La luxure, c’est le luxe !
En France dans les années 1960, la pratique des films à sketches est très répandue. Le principe est souvent le même : rassembler des courts-métrages autour d’un thème particulier et inviter de jeunes cinéastes à les réaliser. En témoignent par exemple en 1962 L’Amour à 20 ans, dont fait partie le célèbre court-métrage de François Truffaut, Antoine et Colette, racontant les déboires amoureux d’Antoine Doinel adolescent ; ou encore en 1965 Paris vu par, qui réunit six réalisateurs autour du thème de Paris, dont notamment Claude Chabrol, Éric Rohmer et Jean-Luc Godard.
________________________________________
■ **Travail à faire**:
1. Quels cinéastes le texte sur les films à sketches nomme-t-il ?
2. Recopiez le passage du texte sur les films à sketches, de « En France dans » à « et Jean-Luc Godard. ».
Les enregistrements n'ont aucun rôle dans ce travail.
________________________________________
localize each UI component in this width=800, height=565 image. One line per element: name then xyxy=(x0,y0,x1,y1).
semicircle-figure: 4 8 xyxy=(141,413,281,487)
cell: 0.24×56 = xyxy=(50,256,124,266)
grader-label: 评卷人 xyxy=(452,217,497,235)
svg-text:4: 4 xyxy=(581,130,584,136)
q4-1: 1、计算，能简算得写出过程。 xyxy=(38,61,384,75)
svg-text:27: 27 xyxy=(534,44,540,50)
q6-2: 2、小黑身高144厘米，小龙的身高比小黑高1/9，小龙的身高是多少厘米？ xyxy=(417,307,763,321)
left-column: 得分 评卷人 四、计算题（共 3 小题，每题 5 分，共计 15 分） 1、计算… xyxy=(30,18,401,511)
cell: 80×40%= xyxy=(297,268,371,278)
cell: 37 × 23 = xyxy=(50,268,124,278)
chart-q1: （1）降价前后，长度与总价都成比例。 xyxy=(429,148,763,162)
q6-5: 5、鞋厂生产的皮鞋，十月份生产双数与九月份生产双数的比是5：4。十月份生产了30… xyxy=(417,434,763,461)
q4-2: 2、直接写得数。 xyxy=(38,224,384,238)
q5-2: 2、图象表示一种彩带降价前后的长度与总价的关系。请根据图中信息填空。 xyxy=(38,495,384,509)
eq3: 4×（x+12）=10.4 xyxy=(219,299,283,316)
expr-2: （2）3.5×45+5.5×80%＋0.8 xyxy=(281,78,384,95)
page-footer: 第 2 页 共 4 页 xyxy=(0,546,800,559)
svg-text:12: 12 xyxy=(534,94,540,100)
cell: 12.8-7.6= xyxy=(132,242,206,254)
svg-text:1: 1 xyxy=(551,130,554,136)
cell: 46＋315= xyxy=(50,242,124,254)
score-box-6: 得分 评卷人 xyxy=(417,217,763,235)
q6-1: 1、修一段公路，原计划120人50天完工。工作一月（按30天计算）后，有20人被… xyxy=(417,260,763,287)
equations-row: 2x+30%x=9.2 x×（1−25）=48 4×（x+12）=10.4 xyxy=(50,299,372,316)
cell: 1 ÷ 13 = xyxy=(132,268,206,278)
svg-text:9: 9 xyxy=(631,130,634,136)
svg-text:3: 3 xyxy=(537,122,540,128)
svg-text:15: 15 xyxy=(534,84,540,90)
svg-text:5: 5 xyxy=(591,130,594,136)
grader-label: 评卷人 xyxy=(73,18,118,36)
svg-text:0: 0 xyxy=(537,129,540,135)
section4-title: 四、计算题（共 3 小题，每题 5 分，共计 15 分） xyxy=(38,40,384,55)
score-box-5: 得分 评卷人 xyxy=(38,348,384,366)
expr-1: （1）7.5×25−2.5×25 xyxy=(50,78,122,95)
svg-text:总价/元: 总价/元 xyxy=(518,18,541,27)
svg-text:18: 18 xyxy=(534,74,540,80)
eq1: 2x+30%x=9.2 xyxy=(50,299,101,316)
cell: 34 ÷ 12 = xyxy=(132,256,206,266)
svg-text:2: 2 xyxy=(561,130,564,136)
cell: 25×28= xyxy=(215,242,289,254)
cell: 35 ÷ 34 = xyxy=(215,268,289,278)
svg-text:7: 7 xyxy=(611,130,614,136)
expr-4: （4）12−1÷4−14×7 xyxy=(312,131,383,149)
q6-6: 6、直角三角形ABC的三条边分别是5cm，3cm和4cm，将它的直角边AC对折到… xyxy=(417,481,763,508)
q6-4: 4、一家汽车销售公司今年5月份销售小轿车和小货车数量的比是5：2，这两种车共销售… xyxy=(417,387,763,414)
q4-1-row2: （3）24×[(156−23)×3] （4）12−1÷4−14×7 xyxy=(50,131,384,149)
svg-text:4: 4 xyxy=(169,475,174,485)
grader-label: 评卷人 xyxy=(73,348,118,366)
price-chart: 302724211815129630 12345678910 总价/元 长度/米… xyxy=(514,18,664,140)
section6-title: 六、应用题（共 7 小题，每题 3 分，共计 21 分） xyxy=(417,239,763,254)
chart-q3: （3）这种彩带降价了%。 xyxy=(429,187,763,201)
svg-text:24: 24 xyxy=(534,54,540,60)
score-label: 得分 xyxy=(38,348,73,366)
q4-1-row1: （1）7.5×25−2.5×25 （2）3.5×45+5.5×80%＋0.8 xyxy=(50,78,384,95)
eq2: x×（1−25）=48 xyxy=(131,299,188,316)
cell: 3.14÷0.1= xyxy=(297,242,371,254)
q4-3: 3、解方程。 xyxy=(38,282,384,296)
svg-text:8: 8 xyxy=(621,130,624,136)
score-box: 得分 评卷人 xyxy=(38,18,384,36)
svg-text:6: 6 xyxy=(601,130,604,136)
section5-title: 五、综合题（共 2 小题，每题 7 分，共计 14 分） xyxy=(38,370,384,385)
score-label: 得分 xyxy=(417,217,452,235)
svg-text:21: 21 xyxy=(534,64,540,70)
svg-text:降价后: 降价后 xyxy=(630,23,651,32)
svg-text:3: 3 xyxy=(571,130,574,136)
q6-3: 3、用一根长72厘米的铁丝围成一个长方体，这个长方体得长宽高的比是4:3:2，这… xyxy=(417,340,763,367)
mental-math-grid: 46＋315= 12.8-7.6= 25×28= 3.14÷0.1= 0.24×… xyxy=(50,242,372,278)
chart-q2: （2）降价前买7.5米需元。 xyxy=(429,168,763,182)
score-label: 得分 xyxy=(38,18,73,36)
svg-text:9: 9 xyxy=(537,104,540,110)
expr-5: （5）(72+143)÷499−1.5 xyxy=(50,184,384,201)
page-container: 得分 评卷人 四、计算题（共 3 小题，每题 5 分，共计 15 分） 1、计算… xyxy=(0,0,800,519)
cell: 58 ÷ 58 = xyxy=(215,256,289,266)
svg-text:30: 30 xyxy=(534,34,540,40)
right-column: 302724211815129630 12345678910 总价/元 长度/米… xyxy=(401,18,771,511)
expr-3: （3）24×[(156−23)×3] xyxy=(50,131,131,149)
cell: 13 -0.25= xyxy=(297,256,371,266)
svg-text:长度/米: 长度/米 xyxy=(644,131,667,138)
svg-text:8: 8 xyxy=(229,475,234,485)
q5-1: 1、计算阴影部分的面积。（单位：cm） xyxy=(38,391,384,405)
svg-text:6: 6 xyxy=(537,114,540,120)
________________________________________
■ **Liste des réponses**:
1. François Truffaut, Claude Chabrol, Éric Rohmer et Jean-Luc Godard.

2.
En France dans les années 1960, la pratique des films à sketches est très répandue. Le principe est souvent le même : rassembler des courts-métrages autour d’un thème particulier et inviter de jeunes cinéastes à les réaliser. En témoignent par exemple en 1962 L’Amour à 20 ans, dont fait partie le célèbre court-métrage de François Truffaut, Antoine et Colette, racontant les déboires amoureux d’Antoine Doinel adolescent ; ou encore en 1965 Paris vu par, qui réunit six réalisateurs autour du thème de Paris, dont notamment Claude Chabrol, Éric Rohmer et Jean-Luc Godard.